## WHAT TO WORK ON:
All of the material below is to be returned exactly.

--- INFORMATION SUPPLIED ---

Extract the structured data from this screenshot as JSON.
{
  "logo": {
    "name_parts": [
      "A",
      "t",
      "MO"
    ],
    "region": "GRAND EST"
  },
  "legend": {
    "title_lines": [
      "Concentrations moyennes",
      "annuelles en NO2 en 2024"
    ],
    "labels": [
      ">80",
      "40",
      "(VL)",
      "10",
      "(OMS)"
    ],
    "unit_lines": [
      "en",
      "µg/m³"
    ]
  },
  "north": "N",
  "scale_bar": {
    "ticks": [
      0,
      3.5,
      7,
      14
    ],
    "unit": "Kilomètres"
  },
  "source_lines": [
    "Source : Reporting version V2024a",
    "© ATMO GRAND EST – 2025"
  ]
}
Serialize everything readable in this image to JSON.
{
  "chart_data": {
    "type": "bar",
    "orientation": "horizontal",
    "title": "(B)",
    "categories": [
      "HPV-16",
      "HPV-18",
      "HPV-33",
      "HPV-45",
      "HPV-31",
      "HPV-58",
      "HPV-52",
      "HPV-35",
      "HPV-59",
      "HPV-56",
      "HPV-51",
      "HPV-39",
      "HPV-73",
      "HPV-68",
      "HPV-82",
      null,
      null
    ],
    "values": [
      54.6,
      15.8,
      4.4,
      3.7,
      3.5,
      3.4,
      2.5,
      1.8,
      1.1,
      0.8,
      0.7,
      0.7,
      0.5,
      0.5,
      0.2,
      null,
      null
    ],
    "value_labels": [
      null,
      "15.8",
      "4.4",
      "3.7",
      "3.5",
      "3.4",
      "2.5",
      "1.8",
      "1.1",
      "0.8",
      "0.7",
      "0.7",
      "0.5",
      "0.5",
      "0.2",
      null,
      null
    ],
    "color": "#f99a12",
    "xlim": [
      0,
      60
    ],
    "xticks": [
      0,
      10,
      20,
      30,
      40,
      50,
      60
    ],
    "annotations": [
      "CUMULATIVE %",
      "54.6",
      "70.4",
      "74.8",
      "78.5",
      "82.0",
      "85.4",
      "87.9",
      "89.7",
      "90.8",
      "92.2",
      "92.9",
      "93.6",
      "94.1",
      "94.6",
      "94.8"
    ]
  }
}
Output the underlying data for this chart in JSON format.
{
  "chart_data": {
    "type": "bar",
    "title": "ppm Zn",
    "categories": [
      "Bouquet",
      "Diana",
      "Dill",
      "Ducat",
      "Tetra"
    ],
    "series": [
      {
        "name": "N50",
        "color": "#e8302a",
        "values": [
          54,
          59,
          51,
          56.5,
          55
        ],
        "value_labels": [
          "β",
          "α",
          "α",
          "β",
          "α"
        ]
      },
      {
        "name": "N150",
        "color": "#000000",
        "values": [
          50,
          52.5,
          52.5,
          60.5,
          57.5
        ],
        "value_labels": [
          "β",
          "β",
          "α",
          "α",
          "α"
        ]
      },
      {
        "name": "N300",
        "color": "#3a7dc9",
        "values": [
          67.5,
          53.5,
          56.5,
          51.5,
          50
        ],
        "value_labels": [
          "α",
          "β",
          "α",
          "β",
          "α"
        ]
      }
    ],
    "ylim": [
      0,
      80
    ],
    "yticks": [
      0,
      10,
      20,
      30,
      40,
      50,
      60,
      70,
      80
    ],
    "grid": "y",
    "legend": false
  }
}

---

## WRITTEN REPLY:
Extract the structured data from this screenshot as JSON.
{
  "logo": {
    "name_parts": [
      "A",
      "t",
      "MO"
    ],
    "region": "GRAND EST"
  },
  "legend": {
    "title_lines": [
      "Concentrations moyennes",
      "annuelles en NO2 en 2024"
    ],
    "labels": [
      ">80",
      "40",
      "(VL)",
      "10",
      "(OMS)"
    ],
    "unit_lines": [
      "en",
      "µg/m³"
    ]
  },
  "north": "N",
  "scale_bar": {
    "ticks": [
      0,
      3.5,
      7,
      14
    ],
    "unit": "Kilomètres"
  },
  "source_lines": [
    "Source : Reporting version V2024a",
    "© ATMO GRAND EST – 2025"
  ]
}
Serialize everything readable in this image to JSON.
{
  "chart_data": {
    "type": "bar",
    "orientation": "horizontal",
    "title": "(B)",
    "categories": [
      "HPV-16",
      "HPV-18",
      "HPV-33",
      "HPV-45",
      "HPV-31",
      "HPV-58",
      "HPV-52",
      "HPV-35",
      "HPV-59",
      "HPV-56",
      "HPV-51",
      "HPV-39",
      "HPV-73",
      "HPV-68",
      "HPV-82",
      null,
      null
    ],
    "values": [
      54.6,
      15.8,
      4.4,
      3.7,
      3.5,
      3.4,
      2.5,
      1.8,
      1.1,
      0.8,
      0.7,
      0.7,
      0.5,
      0.5,
      0.2,
      null,
      null
    ],
    "value_labels": [
      null,
      "15.8",
      "4.4",
      "3.7",
      "3.5",
      "3.4",
      "2.5",
      "1.8",
      "1.1",
      "0.8",
      "0.7",
      "0.7",
      "0.5",
      "0.5",
      "0.2",
      null,
      null
    ],
    "color": "#f99a12",
    "xlim": [
      0,
      60
    ],
    "xticks": [
      0,
      10,
      20,
      30,
      40,
      50,
      60
    ],
    "annotations": [
      "CUMULATIVE %",
      "54.6",
      "70.4",
      "74.8",
      "78.5",
      "82.0",
      "85.4",
      "87.9",
      "89.7",
      "90.8",
      "92.2",
      "92.9",
      "93.6",
      "94.1",
      "94.6",
      "94.8"
    ]
  }
}
Output the underlying data for this chart in JSON format.
{
  "chart_data": {
    "type": "bar",
    "title": "ppm Zn",
    "categories": [
      "Bouquet",
      "Diana",
      "Dill",
      "Ducat",
      "Tetra"
    ],
    "series": [
      {
        "name": "N50",
        "color": "#e8302a",
        "values": [
          54,
          59,
          51,
          56.5,
          55
        ],
        "value_labels": [
          "β",
          "α",
          "α",
          "β",
          "α"
        ]
      },
      {
        "name": "N150",
        "color": "#000000",
        "values": [
          50,
          52.5,
          52.5,
          60.5,
          57.5
        ],
        "value_labels": [
          "β",
          "β",
          "α",
          "α",
          "α"
        ]
      },
      {
        "name": "N300",
        "color": "#3a7dc9",
        "values": [
          67.5,
          53.5,
          56.5,
          51.5,
          50
        ],
        "value_labels": [
          "α",
          "β",
          "α",
          "β",
          "α"
        ]
      }
    ],
    "ylim": [
      0,
      80
    ],
    "yticks": [
      0,
      10,
      20,
      30,
      40,
      50,
      60,
      70,
      80
    ],
    "grid": "y",
    "legend": false
  }
}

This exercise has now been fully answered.